Direction:
Each line below should be quoted exactly, please.
====== Data to process ======
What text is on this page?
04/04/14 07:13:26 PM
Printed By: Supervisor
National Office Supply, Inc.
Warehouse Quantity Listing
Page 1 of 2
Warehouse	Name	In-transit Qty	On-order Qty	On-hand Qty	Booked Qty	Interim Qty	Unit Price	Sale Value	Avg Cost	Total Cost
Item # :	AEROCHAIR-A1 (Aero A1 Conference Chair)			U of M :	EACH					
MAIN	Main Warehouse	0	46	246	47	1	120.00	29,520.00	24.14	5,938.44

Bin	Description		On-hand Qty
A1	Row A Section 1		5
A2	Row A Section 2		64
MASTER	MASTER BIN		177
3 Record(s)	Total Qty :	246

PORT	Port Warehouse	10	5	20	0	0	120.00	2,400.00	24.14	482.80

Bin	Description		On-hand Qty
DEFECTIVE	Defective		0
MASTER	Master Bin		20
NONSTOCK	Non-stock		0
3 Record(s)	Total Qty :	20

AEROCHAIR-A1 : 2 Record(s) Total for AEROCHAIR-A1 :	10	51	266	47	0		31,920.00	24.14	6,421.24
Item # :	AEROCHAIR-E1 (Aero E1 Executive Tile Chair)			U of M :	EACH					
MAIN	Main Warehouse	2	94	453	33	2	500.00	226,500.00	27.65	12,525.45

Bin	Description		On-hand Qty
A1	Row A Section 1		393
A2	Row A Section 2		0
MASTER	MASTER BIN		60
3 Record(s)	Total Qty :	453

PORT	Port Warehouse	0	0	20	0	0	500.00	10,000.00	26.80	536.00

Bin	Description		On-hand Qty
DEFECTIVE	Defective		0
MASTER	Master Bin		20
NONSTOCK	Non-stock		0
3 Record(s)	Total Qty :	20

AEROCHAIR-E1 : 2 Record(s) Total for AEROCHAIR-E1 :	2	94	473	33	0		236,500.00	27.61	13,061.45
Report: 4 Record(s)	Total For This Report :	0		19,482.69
======
Solution to this problem:
What text is on this page?
04/04/14 07:13:26 PM
Printed By: Supervisor
National Office Supply, Inc.
Warehouse Quantity Listing
Page 1 of 2
Warehouse	Name	In-transit Qty	On-order Qty	On-hand Qty	Booked Qty	Interim Qty	Unit Price	Sale Value	Avg Cost	Total Cost
Item # :	AEROCHAIR-A1 (Aero A1 Conference Chair)			U of M :	EACH					
MAIN	Main Warehouse	0	46	246	47	1	120.00	29,520.00	24.14	5,938.44

Bin	Description		On-hand Qty
A1	Row A Section 1		5
A2	Row A Section 2		64
MASTER	MASTER BIN		177
3 Record(s)	Total Qty :	246

PORT	Port Warehouse	10	5	20	0	0	120.00	2,400.00	24.14	482.80

Bin	Description		On-hand Qty
DEFECTIVE	Defective		0
MASTER	Master Bin		20
NONSTOCK	Non-stock		0
3 Record(s)	Total Qty :	20

AEROCHAIR-A1 : 2 Record(s) Total for AEROCHAIR-A1 :	10	51	266	47	0		31,920.00	24.14	6,421.24
Item # :	AEROCHAIR-E1 (Aero E1 Executive Tile Chair)			U of M :	EACH					
MAIN	Main Warehouse	2	94	453	33	2	500.00	226,500.00	27.65	12,525.45

Bin	Description		On-hand Qty
A1	Row A Section 1		393
A2	Row A Section 2		0
MASTER	MASTER BIN		60
3 Record(s)	Total Qty :	453

PORT	Port Warehouse	0	0	20	0	0	500.00	10,000.00	26.80	536.00

Bin	Description		On-hand Qty
DEFECTIVE	Defective		0
MASTER	Master Bin		20
NONSTOCK	Non-stock		0
3 Record(s)	Total Qty :	20

AEROCHAIR-E1 : 2 Record(s) Total for AEROCHAIR-E1 :	2	94	473	33	0		236,500.00	27.61	13,061.45
Report: 4 Record(s)	Total For This Report :	0		19,482.69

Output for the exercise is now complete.